[Opening DATASET section]

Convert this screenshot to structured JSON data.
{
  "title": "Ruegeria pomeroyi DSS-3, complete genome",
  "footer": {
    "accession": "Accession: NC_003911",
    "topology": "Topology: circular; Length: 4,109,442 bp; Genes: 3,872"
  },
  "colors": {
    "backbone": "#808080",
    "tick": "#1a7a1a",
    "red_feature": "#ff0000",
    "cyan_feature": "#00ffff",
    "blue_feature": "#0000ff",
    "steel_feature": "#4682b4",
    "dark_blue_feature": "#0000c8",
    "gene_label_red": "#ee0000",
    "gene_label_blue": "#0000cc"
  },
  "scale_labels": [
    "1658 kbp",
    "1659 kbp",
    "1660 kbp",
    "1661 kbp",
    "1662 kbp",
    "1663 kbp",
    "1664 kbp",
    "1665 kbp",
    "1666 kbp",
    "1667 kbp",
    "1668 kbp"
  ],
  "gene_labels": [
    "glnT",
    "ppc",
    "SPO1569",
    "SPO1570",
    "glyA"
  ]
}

[Closing DATASET section]

• [AIM OF THE TASK]:
The records above are to be duplicated word for word.

• [ANSWER FOR THE TASK]:
Convert this screenshot to structured JSON data.
{
  "title": "Ruegeria pomeroyi DSS-3, complete genome",
  "footer": {
    "accession": "Accession: NC_003911",
    "topology": "Topology: circular; Length: 4,109,442 bp; Genes: 3,872"
  },
  "colors": {
    "backbone": "#808080",
    "tick": "#1a7a1a",
    "red_feature": "#ff0000",
    "cyan_feature": "#00ffff",
    "blue_feature": "#0000ff",
    "steel_feature": "#4682b4",
    "dark_blue_feature": "#0000c8",
    "gene_label_red": "#ee0000",
    "gene_label_blue": "#0000cc"
  },
  "scale_labels": [
    "1658 kbp",
    "1659 kbp",
    "1660 kbp",
    "1661 kbp",
    "1662 kbp",
    "1663 kbp",
    "1664 kbp",
    "1665 kbp",
    "1666 kbp",
    "1667 kbp",
    "1668 kbp"
  ],
  "gene_labels": [
    "glnT",
    "ppc",
    "SPO1569",
    "SPO1570",
    "glyA"
  ]
}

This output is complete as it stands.